** Begin **

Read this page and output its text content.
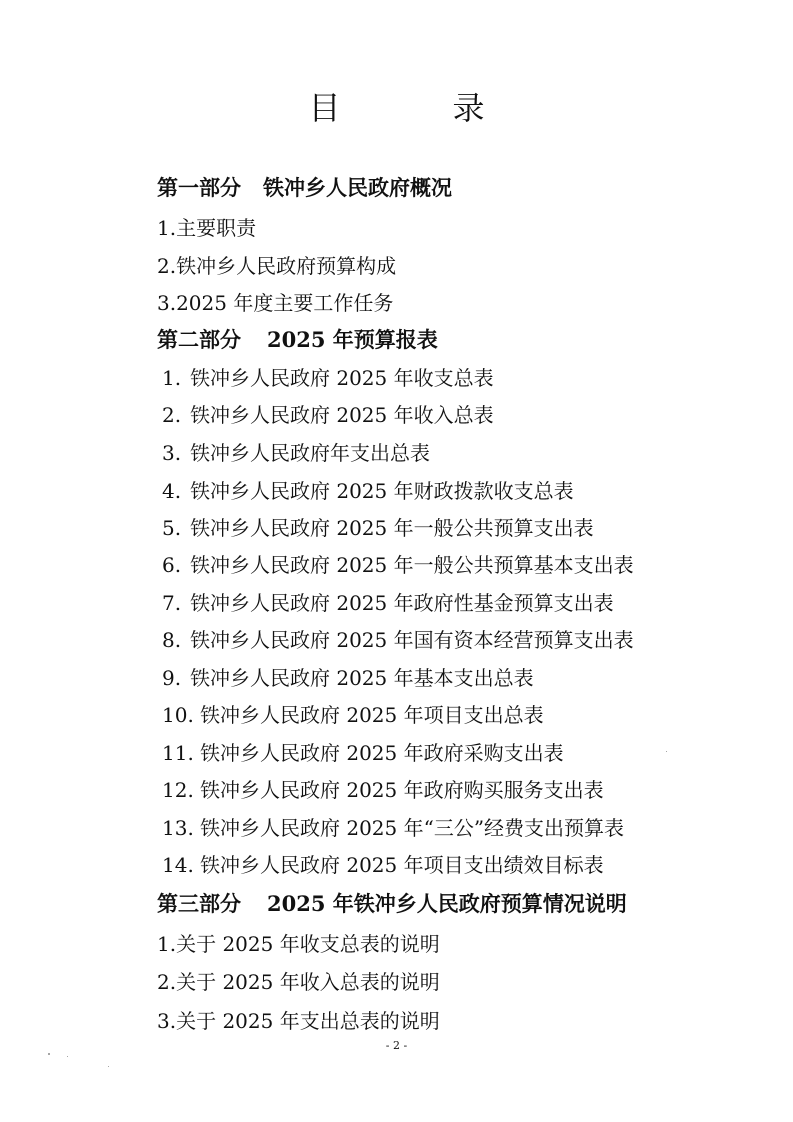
目　录
第一部分 铁冲乡人民政府概况
1.主要职责
2.铁冲乡人民政府预算构成
3.2025 年度主要工作任务
第二部分 2025 年预算报表
1. 铁冲乡人民政府 2025 年收支总表
2. 铁冲乡人民政府 2025 年收入总表
3. 铁冲乡人民政府年支出总表
4. 铁冲乡人民政府 2025 年财政拨款收支总表
5. 铁冲乡人民政府 2025 年一般公共预算支出表
6. 铁冲乡人民政府 2025 年一般公共预算基本支出表
7. 铁冲乡人民政府 2025 年政府性基金预算支出表
8. 铁冲乡人民政府 2025 年国有资本经营预算支出表
9. 铁冲乡人民政府 2025 年基本支出总表
10. 铁冲乡人民政府 2025 年项目支出总表
11. 铁冲乡人民政府 2025 年政府采购支出表
12. 铁冲乡人民政府 2025 年政府购买服务支出表
13. 铁冲乡人民政府 2025 年“三公”经费支出预算表
14. 铁冲乡人民政府 2025 年项目支出绩效目标表
第三部分 2025 年铁冲乡人民政府预算情况说明
1.关于 2025 年收支总表的说明
2.关于 2025 年收入总表的说明
3.关于 2025 年支出总表的说明
- 2 -
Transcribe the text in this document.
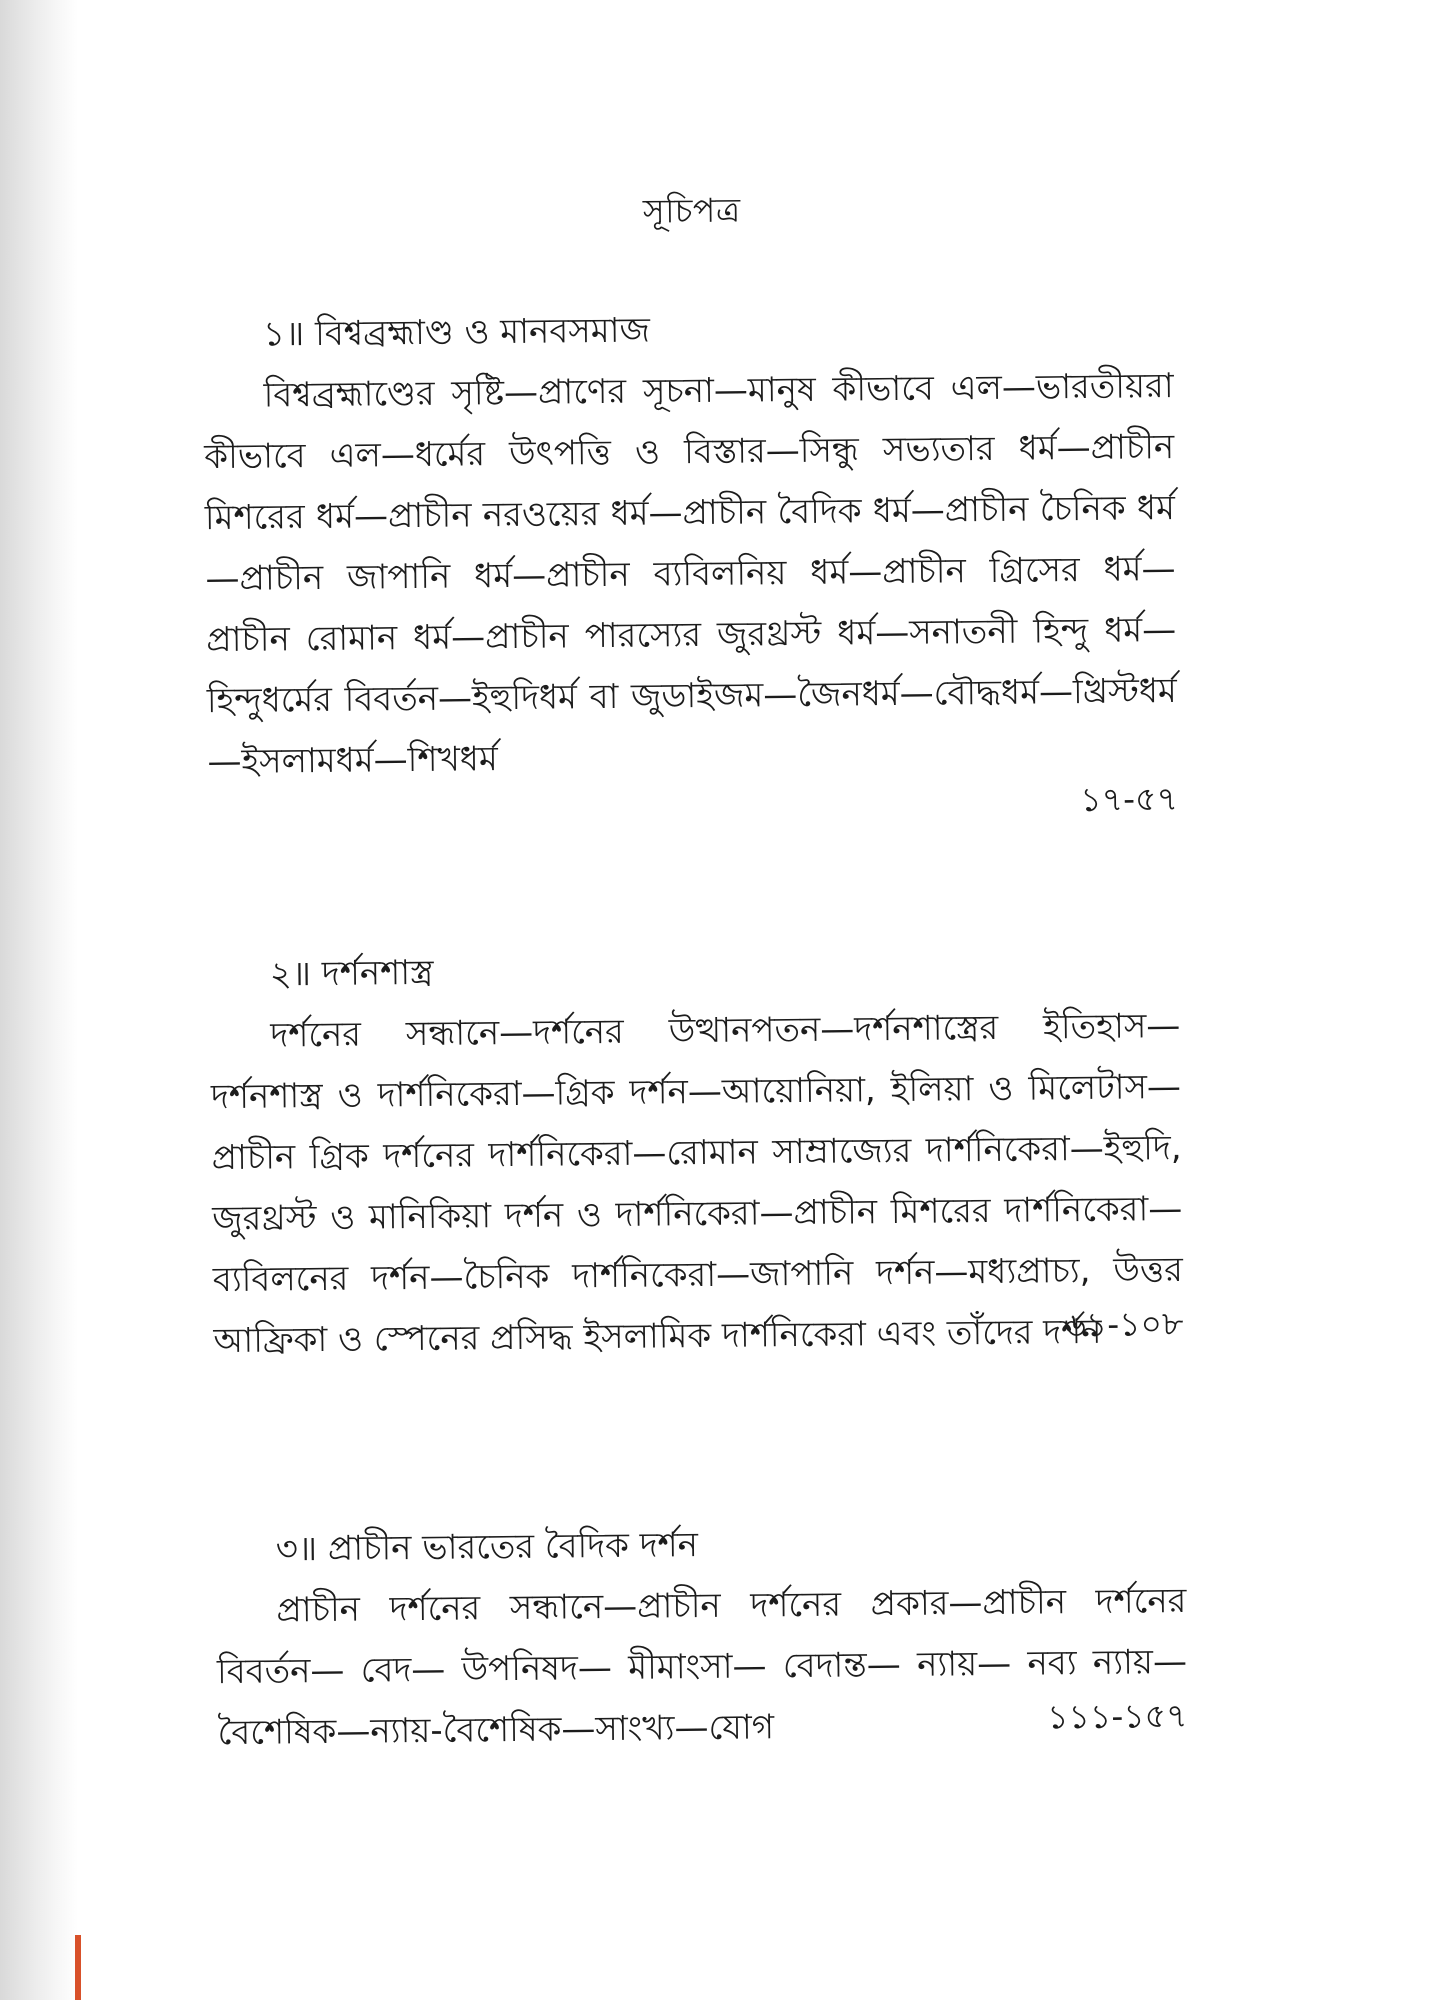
সূচিপত্র
১॥ বিশ্বব্রহ্মাণ্ড ও মানবসমাজ

বিশ্বব্রহ্মাণ্ডের সৃষ্টি—প্রাণের সূচনা—মানুষ কীভাবে এল—ভারতীয়রা কীভাবে এল—ধর্মের উৎপত্তি ও বিস্তার—সিন্ধু সভ্যতার ধর্ম—প্রাচীন মিশরের ধর্ম—প্রাচীন নরওয়ের ধর্ম—প্রাচীন বৈদিক ধর্ম—প্রাচীন চৈনিক ধর্ম—প্রাচীন জাপানি ধর্ম—প্রাচীন ব্যবিলনিয় ধর্ম—প্রাচীন গ্রিসের ধর্ম—প্রাচীন রোমান ধর্ম—প্রাচীন পারস্যের জুরথ্রস্ট ধর্ম—সনাতনী হিন্দু ধর্ম—হিন্দুধর্মের বিবর্তন—ইহুদিধর্ম বা জুডাইজম—জৈনধর্ম—বৌদ্ধধর্ম—খ্রিস্টধর্ম—ইসলামধর্ম—শিখধর্ম

১৭-৫৭
২॥ দর্শনশাস্ত্র

দর্শনের সন্ধানে—দর্শনের উত্থানপতন—দর্শনশাস্ত্রের ইতিহাস—দর্শনশাস্ত্র ও দার্শনিকেরা—গ্রিক দর্শন—আয়োনিয়া, ইলিয়া ও মিলেটাস—প্রাচীন গ্রিক দর্শনের দার্শনিকেরা—রোমান সাম্রাজ্যের দার্শনিকেরা—ইহুদি, জুরথ্রস্ট ও মানিকিয়া দর্শন ও দার্শনিকেরা—প্রাচীন মিশরের দার্শনিকেরা—ব্যবিলনের দর্শন—চৈনিক দার্শনিকেরা—জাপানি দর্শন—মধ্যপ্রাচ্য, উত্তর আফ্রিকা ও স্পেনের প্রসিদ্ধ ইসলামিক দার্শনিকেরা এবং তাঁদের দর্শন

৬১-১০৮
৩॥ প্রাচীন ভারতের বৈদিক দর্শন

প্রাচীন দর্শনের সন্ধানে—প্রাচীন দর্শনের প্রকার—প্রাচীন দর্শনের বিবর্তন— বেদ— উপনিষদ— মীমাংসা— বেদান্ত— ন্যায়— নব্য ন্যায়—বৈশেষিক—ন্যায়-বৈশেষিক—সাংখ্য—যোগ	১১১-১৫৭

** End **

BRIEF: Reproduce the material in full, word for word, and omit the pictures.

WRITTEN ANSWER:
Read this page and output its text content.
目　录
第一部分 铁冲乡人民政府概况
1.主要职责
2.铁冲乡人民政府预算构成
3.2025 年度主要工作任务
第二部分 2025 年预算报表
1. 铁冲乡人民政府 2025 年收支总表
2. 铁冲乡人民政府 2025 年收入总表
3. 铁冲乡人民政府年支出总表
4. 铁冲乡人民政府 2025 年财政拨款收支总表
5. 铁冲乡人民政府 2025 年一般公共预算支出表
6. 铁冲乡人民政府 2025 年一般公共预算基本支出表
7. 铁冲乡人民政府 2025 年政府性基金预算支出表
8. 铁冲乡人民政府 2025 年国有资本经营预算支出表
9. 铁冲乡人民政府 2025 年基本支出总表
10. 铁冲乡人民政府 2025 年项目支出总表
11. 铁冲乡人民政府 2025 年政府采购支出表
12. 铁冲乡人民政府 2025 年政府购买服务支出表
13. 铁冲乡人民政府 2025 年“三公”经费支出预算表
14. 铁冲乡人民政府 2025 年项目支出绩效目标表
第三部分 2025 年铁冲乡人民政府预算情况说明
1.关于 2025 年收支总表的说明
2.关于 2025 年收入总表的说明
3.关于 2025 年支出总表的说明
- 2 -
Transcribe the text in this document.
সূচিপত্র
১॥ বিশ্বব্রহ্মাণ্ড ও মানবসমাজ

বিশ্বব্রহ্মাণ্ডের সৃষ্টি—প্রাণের সূচনা—মানুষ কীভাবে এল—ভারতীয়রা কীভাবে এল—ধর্মের উৎপত্তি ও বিস্তার—সিন্ধু সভ্যতার ধর্ম—প্রাচীন মিশরের ধর্ম—প্রাচীন নরওয়ের ধর্ম—প্রাচীন বৈদিক ধর্ম—প্রাচীন চৈনিক ধর্ম—প্রাচীন জাপানি ধর্ম—প্রাচীন ব্যবিলনিয় ধর্ম—প্রাচীন গ্রিসের ধর্ম—প্রাচীন রোমান ধর্ম—প্রাচীন পারস্যের জুরথ্রস্ট ধর্ম—সনাতনী হিন্দু ধর্ম—হিন্দুধর্মের বিবর্তন—ইহুদিধর্ম বা জুডাইজম—জৈনধর্ম—বৌদ্ধধর্ম—খ্রিস্টধর্ম—ইসলামধর্ম—শিখধর্ম

১৭-৫৭
২॥ দর্শনশাস্ত্র

দর্শনের সন্ধানে—দর্শনের উত্থানপতন—দর্শনশাস্ত্রের ইতিহাস—দর্শনশাস্ত্র ও দার্শনিকেরা—গ্রিক দর্শন—আয়োনিয়া, ইলিয়া ও মিলেটাস—প্রাচীন গ্রিক দর্শনের দার্শনিকেরা—রোমান সাম্রাজ্যের দার্শনিকেরা—ইহুদি, জুরথ্রস্ট ও মানিকিয়া দর্শন ও দার্শনিকেরা—প্রাচীন মিশরের দার্শনিকেরা—ব্যবিলনের দর্শন—চৈনিক দার্শনিকেরা—জাপানি দর্শন—মধ্যপ্রাচ্য, উত্তর আফ্রিকা ও স্পেনের প্রসিদ্ধ ইসলামিক দার্শনিকেরা এবং তাঁদের দর্শন

৬১-১০৮
৩॥ প্রাচীন ভারতের বৈদিক দর্শন

প্রাচীন দর্শনের সন্ধানে—প্রাচীন দর্শনের প্রকার—প্রাচীন দর্শনের বিবর্তন— বেদ— উপনিষদ— মীমাংসা— বেদান্ত— ন্যায়— নব্য ন্যায়—বৈশেষিক—ন্যায়-বৈশেষিক—সাংখ্য—যোগ	১১১-১৫৭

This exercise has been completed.